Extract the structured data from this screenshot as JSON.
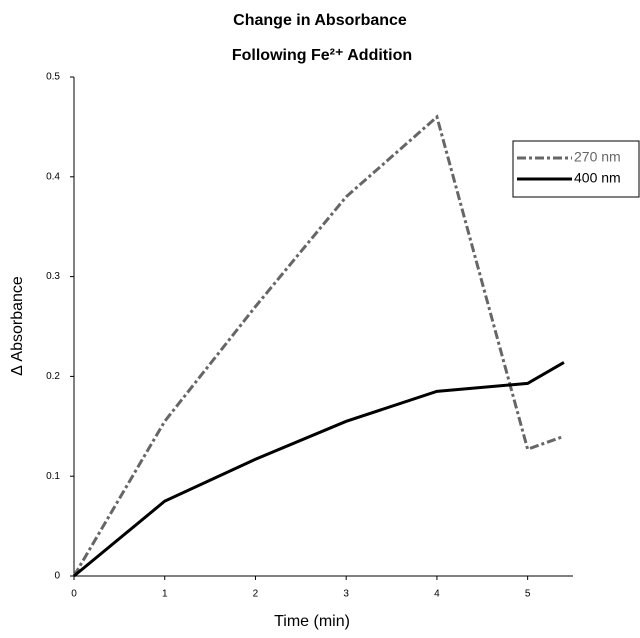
{
  "chart_data": {
    "type": "line",
    "title": [
      "Change in Absorbance",
      "Following Fe²⁺ Addition"
    ],
    "x_label": "Time (min)",
    "y_label": "Δ Absorbance",
    "x": [
      0,
      1,
      2,
      3,
      4,
      5,
      5.4
    ],
    "series": [
      {
        "name": "270 nm",
        "color": "#666666",
        "style": "dashdot",
        "values": [
          0,
          0.155,
          0.27,
          0.38,
          0.46,
          0.127,
          0.14
        ]
      },
      {
        "name": "400 nm",
        "color": "#000000",
        "style": "solid",
        "values": [
          0,
          0.075,
          0.117,
          0.155,
          0.185,
          0.193,
          0.214
        ]
      }
    ],
    "xlim": [
      0,
      5.5
    ],
    "xticks": [
      0,
      1,
      2,
      3,
      4,
      5
    ],
    "ylim": [
      0,
      0.5
    ],
    "yticks": [
      0,
      0.1,
      0.2,
      0.3,
      0.4,
      0.5
    ],
    "grid": false,
    "legend": "top-right"
  }
}
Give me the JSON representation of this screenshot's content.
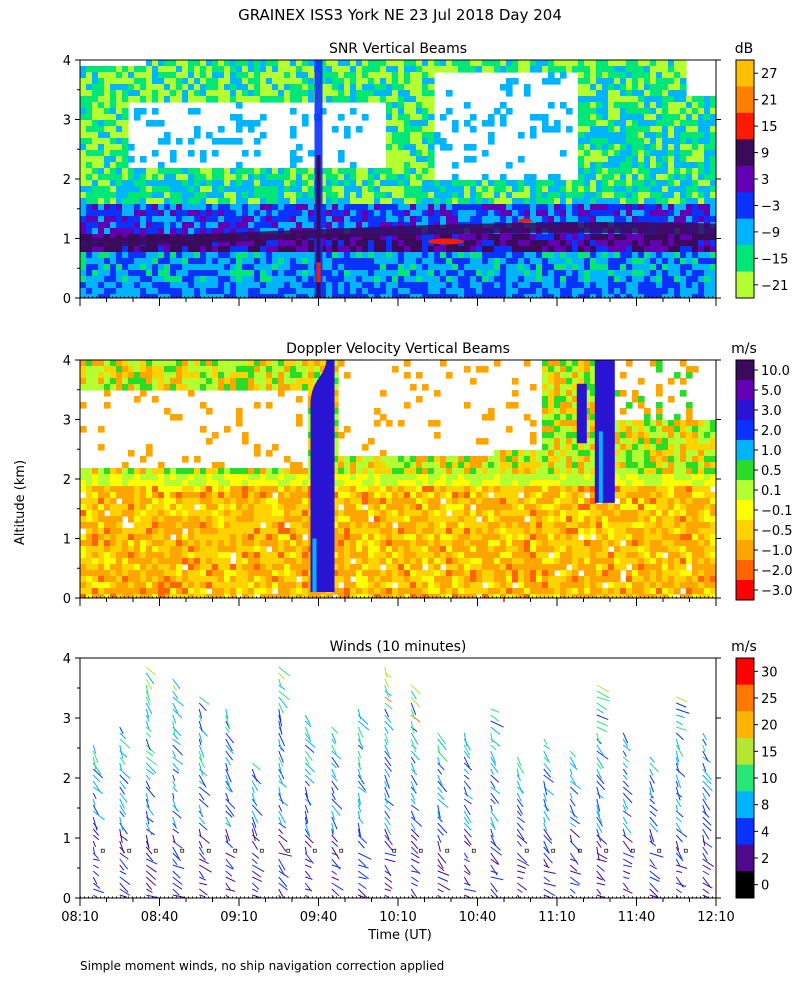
{
  "figure": {
    "title": "GRAINEX ISS3 York NE  23 Jul 2018 Day 204",
    "ylabel": "Altitude (km)",
    "xlabel": "Time (UT)",
    "footnote": "Simple moment winds, no ship navigation correction applied"
  },
  "chart_data": [
    {
      "type": "heatmap",
      "title": "SNR Vertical Beams",
      "x_ticks": [
        "08:10",
        "08:40",
        "09:10",
        "09:40",
        "10:10",
        "10:40",
        "11:10",
        "11:40",
        "12:10"
      ],
      "y_ticks": [
        "0",
        "1",
        "2",
        "3",
        "4"
      ],
      "ylim": [
        0,
        4
      ],
      "xlim": [
        "08:10",
        "12:10"
      ],
      "colorbar": {
        "unit": "dB",
        "labels": [
          "27",
          "21",
          "15",
          "9",
          "3",
          "−3",
          "−9",
          "−15",
          "−21"
        ],
        "colors": [
          "#ffc000",
          "#ff7f00",
          "#ff1a00",
          "#3c0a5a",
          "#6400b4",
          "#0a32ff",
          "#00b4ff",
          "#00e678",
          "#b4ff32"
        ]
      }
    },
    {
      "type": "heatmap",
      "title": "Doppler Velocity Vertical Beams",
      "x_ticks": [
        "08:10",
        "08:40",
        "09:10",
        "09:40",
        "10:10",
        "10:40",
        "11:10",
        "11:40",
        "12:10"
      ],
      "y_ticks": [
        "0",
        "1",
        "2",
        "3",
        "4"
      ],
      "ylim": [
        0,
        4
      ],
      "xlim": [
        "08:10",
        "12:10"
      ],
      "colorbar": {
        "unit": "m/s",
        "labels": [
          "10.0",
          "5.0",
          "3.0",
          "2.0",
          "1.0",
          "0.5",
          "0.1",
          "−0.1",
          "−0.5",
          "−1.0",
          "−2.0",
          "−3.0"
        ],
        "colors": [
          "#3c0a5a",
          "#6400b4",
          "#2814d2",
          "#0a32ff",
          "#00b4ff",
          "#28dc28",
          "#b4ff32",
          "#ffff00",
          "#ffd200",
          "#ffa500",
          "#ff6400",
          "#ff0000"
        ]
      }
    },
    {
      "type": "scatter",
      "title": "Winds (10 minutes)",
      "x_ticks": [
        "08:10",
        "08:40",
        "09:10",
        "09:40",
        "10:10",
        "10:40",
        "11:10",
        "11:40",
        "12:10"
      ],
      "y_ticks": [
        "0",
        "1",
        "2",
        "3",
        "4"
      ],
      "ylim": [
        0,
        4
      ],
      "xlim": [
        "08:10",
        "12:10"
      ],
      "colorbar": {
        "unit": "m/s",
        "labels": [
          "30",
          "25",
          "20",
          "15",
          "10",
          "8",
          "4",
          "2",
          "0"
        ],
        "colors": [
          "#ff0000",
          "#ff7800",
          "#ffb400",
          "#b4e632",
          "#28e678",
          "#00b4ff",
          "#0a32ff",
          "#50088c",
          "#000000"
        ]
      }
    }
  ]
}
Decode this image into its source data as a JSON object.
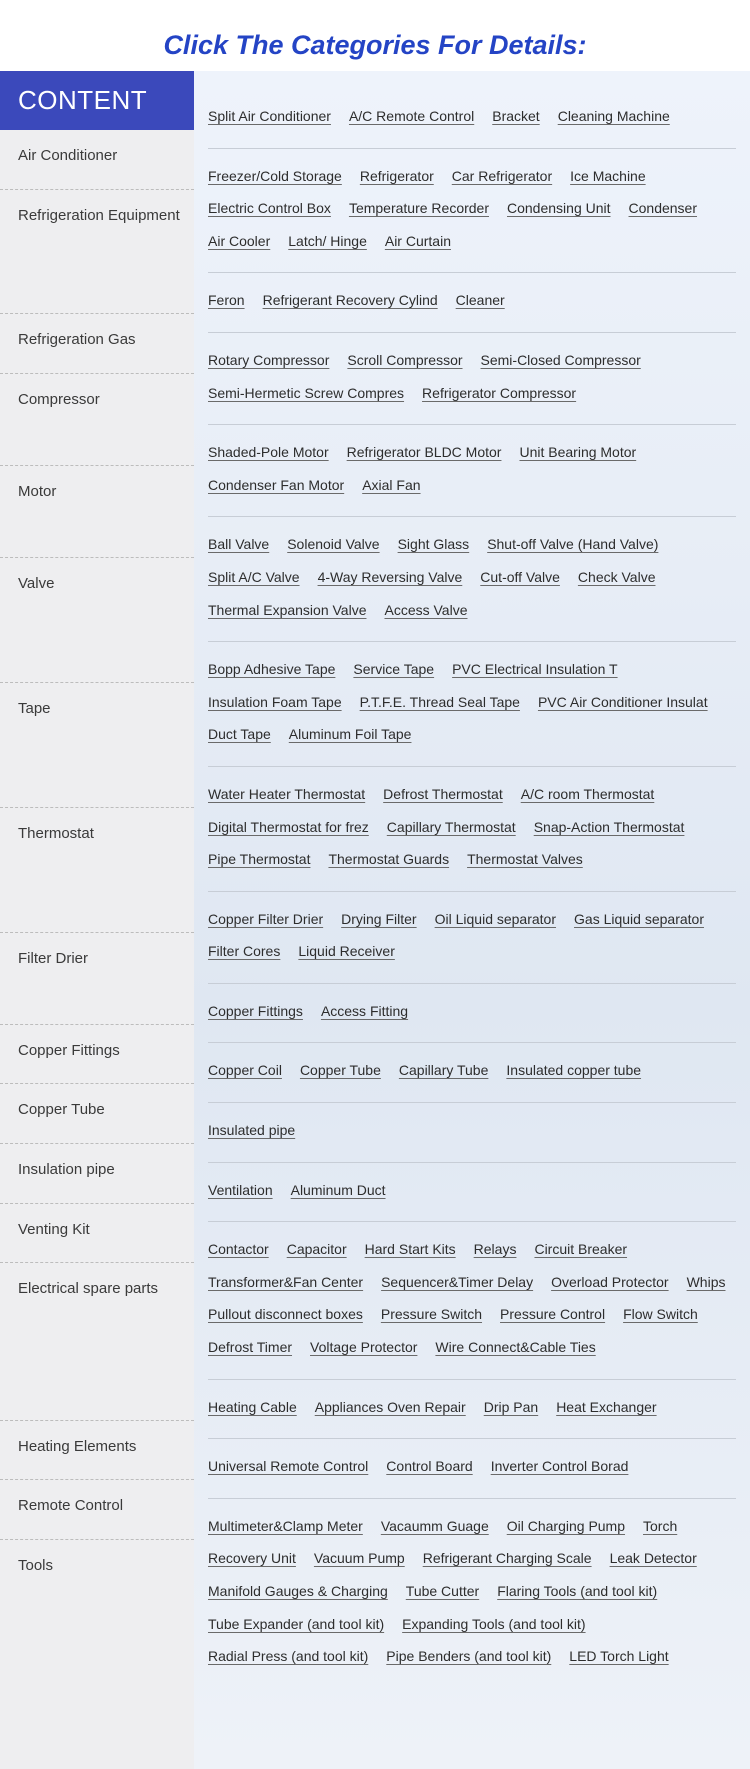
{
  "title": "Click The Categories For Details:",
  "content_label": "CONTENT",
  "colors": {
    "title": "#2444c5",
    "header_bg": "#3b49bb",
    "sidebar_bg": "#eeeef0",
    "main_bg_top": "#eef3fb",
    "main_bg_bottom": "#eef2f8",
    "text": "#3a3a3a",
    "link": "#2d2d2d"
  },
  "categories": [
    {
      "name": "Air Conditioner",
      "links": [
        "Split Air Conditioner",
        "A/C Remote Control",
        "Bracket",
        "Cleaning Machine"
      ]
    },
    {
      "name": "Refrigeration Equipment",
      "links": [
        "Freezer/Cold Storage",
        "Refrigerator",
        "Car Refrigerator",
        "Ice Machine",
        "Electric Control Box",
        "Temperature Recorder",
        "Condensing Unit",
        "Condenser",
        "Air Cooler",
        "Latch/ Hinge",
        "Air Curtain"
      ]
    },
    {
      "name": "Refrigeration Gas",
      "links": [
        "Feron",
        "Refrigerant Recovery Cylind",
        "Cleaner"
      ]
    },
    {
      "name": "Compressor",
      "links": [
        "Rotary Compressor",
        "Scroll Compressor",
        "Semi-Closed Compressor",
        "Semi-Hermetic Screw Compres",
        "Refrigerator Compressor"
      ]
    },
    {
      "name": "Motor",
      "links": [
        "Shaded-Pole Motor",
        "Refrigerator BLDC Motor",
        "Unit Bearing Motor",
        "Condenser Fan Motor",
        "Axial Fan"
      ]
    },
    {
      "name": "Valve",
      "links": [
        "Ball Valve",
        "Solenoid Valve",
        "Sight Glass",
        "Shut-off Valve (Hand Valve)",
        "Split A/C Valve",
        "4-Way Reversing Valve",
        "Cut-off Valve",
        "Check Valve",
        "Thermal Expansion Valve",
        "Access Valve"
      ]
    },
    {
      "name": "Tape",
      "links": [
        "Bopp Adhesive Tape",
        "Service Tape",
        "PVC Electrical Insulation T",
        "Insulation Foam Tape",
        "P.T.F.E. Thread Seal Tape",
        "PVC Air Conditioner Insulat",
        "Duct Tape",
        "  Aluminum Foil Tape"
      ]
    },
    {
      "name": "Thermostat",
      "links": [
        "Water Heater Thermostat",
        "Defrost Thermostat",
        "A/C room Thermostat",
        "Digital Thermostat for frez",
        "Capillary Thermostat",
        "Snap-Action Thermostat",
        "Pipe Thermostat",
        "Thermostat Guards",
        "Thermostat Valves"
      ]
    },
    {
      "name": "Filter Drier",
      "links": [
        "Copper Filter Drier",
        "Drying Filter",
        "Oil Liquid separator",
        "Gas Liquid separator",
        "Filter Cores",
        "Liquid Receiver"
      ]
    },
    {
      "name": "Copper Fittings",
      "links": [
        "Copper Fittings",
        "Access Fitting"
      ]
    },
    {
      "name": "Copper Tube",
      "links": [
        "Copper Coil",
        "Copper Tube",
        "Capillary Tube",
        "Insulated copper tube"
      ]
    },
    {
      "name": "Insulation pipe",
      "links": [
        "Insulated pipe"
      ]
    },
    {
      "name": "Venting Kit",
      "links": [
        "Ventilation",
        "Aluminum Duct"
      ]
    },
    {
      "name": "Electrical spare parts",
      "links": [
        "Contactor",
        "Capacitor",
        "Hard Start Kits",
        " Relays",
        "Circuit Breaker",
        "Transformer&Fan Center",
        "Sequencer&Timer Delay",
        "Overload Protector",
        "Whips",
        "Pullout disconnect boxes",
        "Pressure Switch",
        "Pressure Control",
        "Flow Switch",
        "Defrost Timer",
        "Voltage Protector",
        "Wire Connect&Cable Ties"
      ]
    },
    {
      "name": "Heating Elements",
      "links": [
        "Heating Cable",
        "Appliances Oven Repair",
        "Drip Pan",
        "Heat Exchanger"
      ]
    },
    {
      "name": "Remote Control",
      "links": [
        "Universal Remote Control",
        "Control Board",
        "Inverter Control Borad"
      ]
    },
    {
      "name": "Tools",
      "links": [
        "Multimeter&Clamp Meter",
        "Vacaumm Guage",
        "Oil Charging Pump",
        "Torch",
        "Recovery Unit",
        "Vacuum Pump",
        "Refrigerant Charging Scale",
        "Leak Detector",
        "Manifold Gauges & Charging",
        "Tube Cutter",
        "Flaring Tools (and tool kit)",
        "Tube Expander (and tool kit)",
        "Expanding Tools (and tool kit)",
        "Radial Press (and tool kit)",
        "Pipe Benders (and tool kit)",
        "LED Torch Light"
      ]
    }
  ]
}
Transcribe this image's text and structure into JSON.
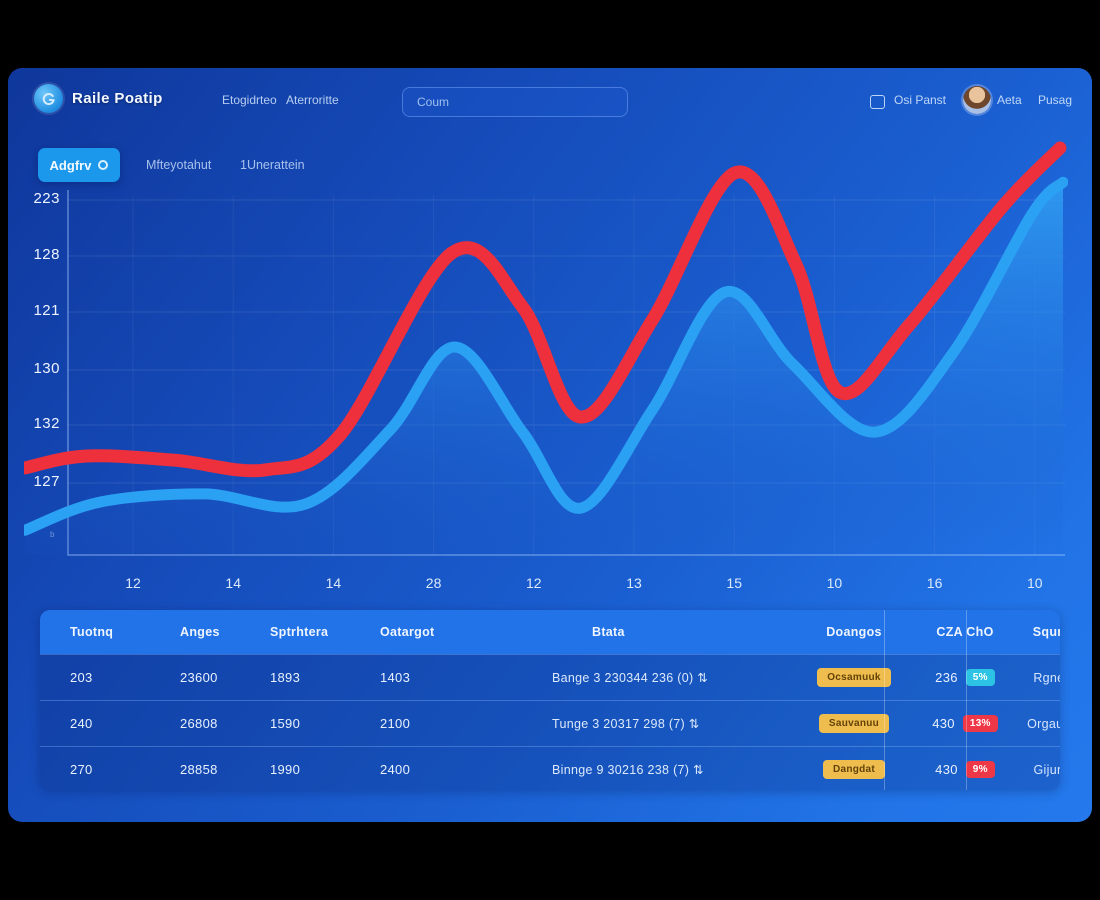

**EXERCISE BRIEF**
Search the entries for the word "Filter", then gather every line that has it.

**ANSWER TO THIS EXERCISE**
      "name": "Filter Drier",
        "Copper Filter Drier",
        "Drying Filter",
        "Filter Cores",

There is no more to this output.